• What the task asks: Retype all material exactly. Pictures stay out of the copy.
----------------------------------------
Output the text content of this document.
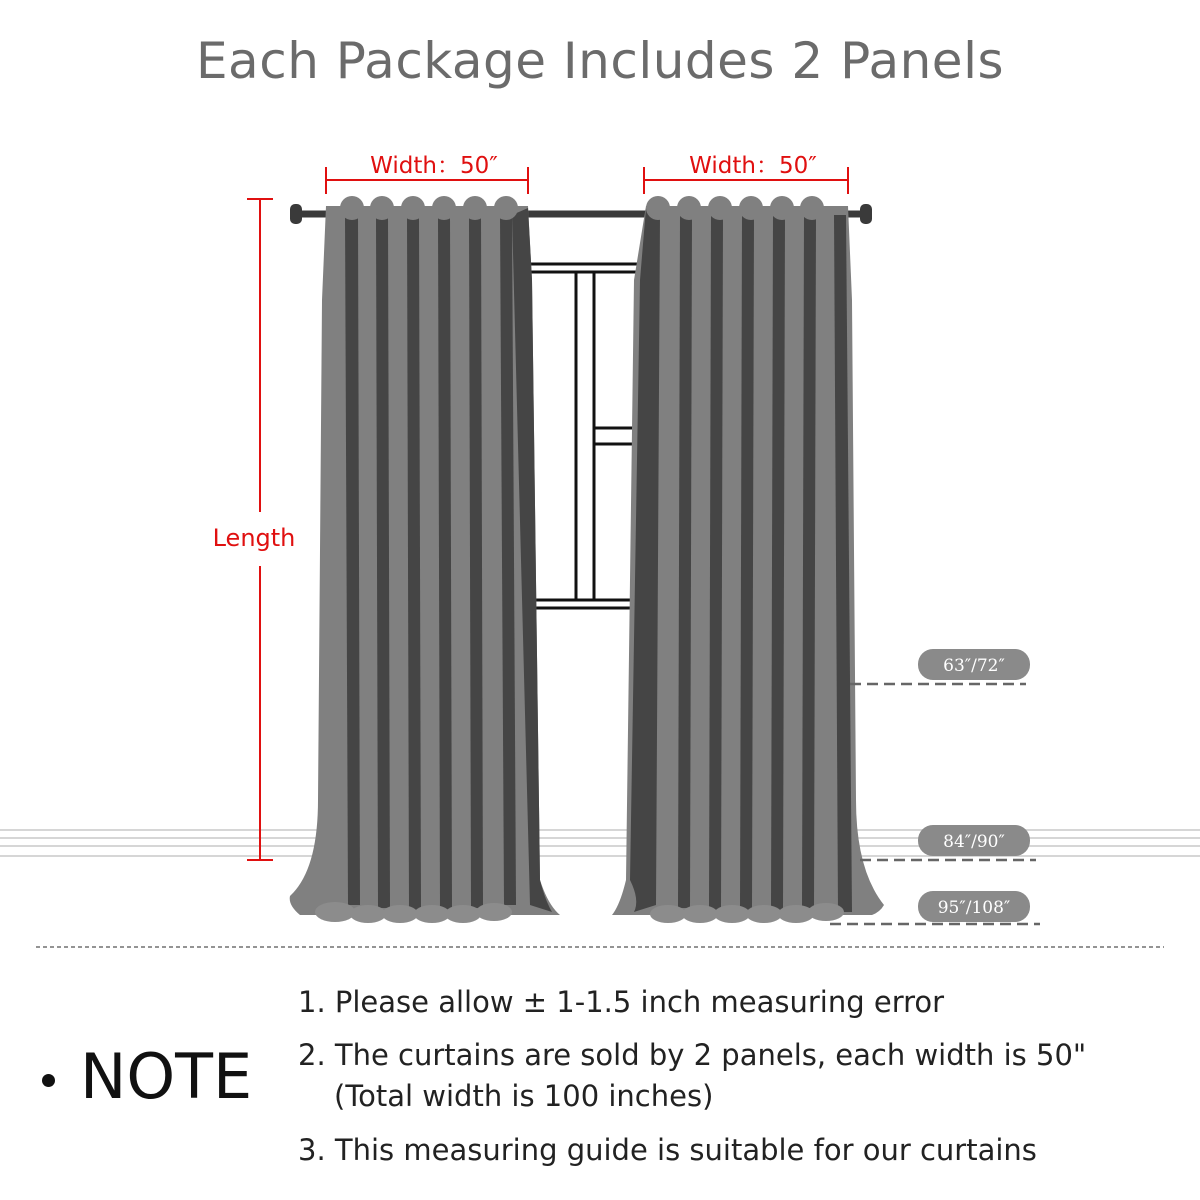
Each Package Includes 2 Panels
Width：50″	Width：50″
Length
63″/72″
84″/90″
95″/108″
NOTE
1. Please allow ± 1-1.5 inch measuring error
2. The curtains are sold by 2 panels, each width is 50"
(Total width is 100 inches)
3. This measuring guide is suitable for our curtains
----------------------------------------
• Solution for this exercise:
Output the text content of this document.
Each Package Includes 2 Panels
Width：50″	Width：50″
Length
63″/72″
84″/90″
95″/108″
NOTE
1. Please allow ± 1-1.5 inch measuring error
2. The curtains are sold by 2 panels, each width is 50"
(Total width is 100 inches)
3. This measuring guide is suitable for our curtains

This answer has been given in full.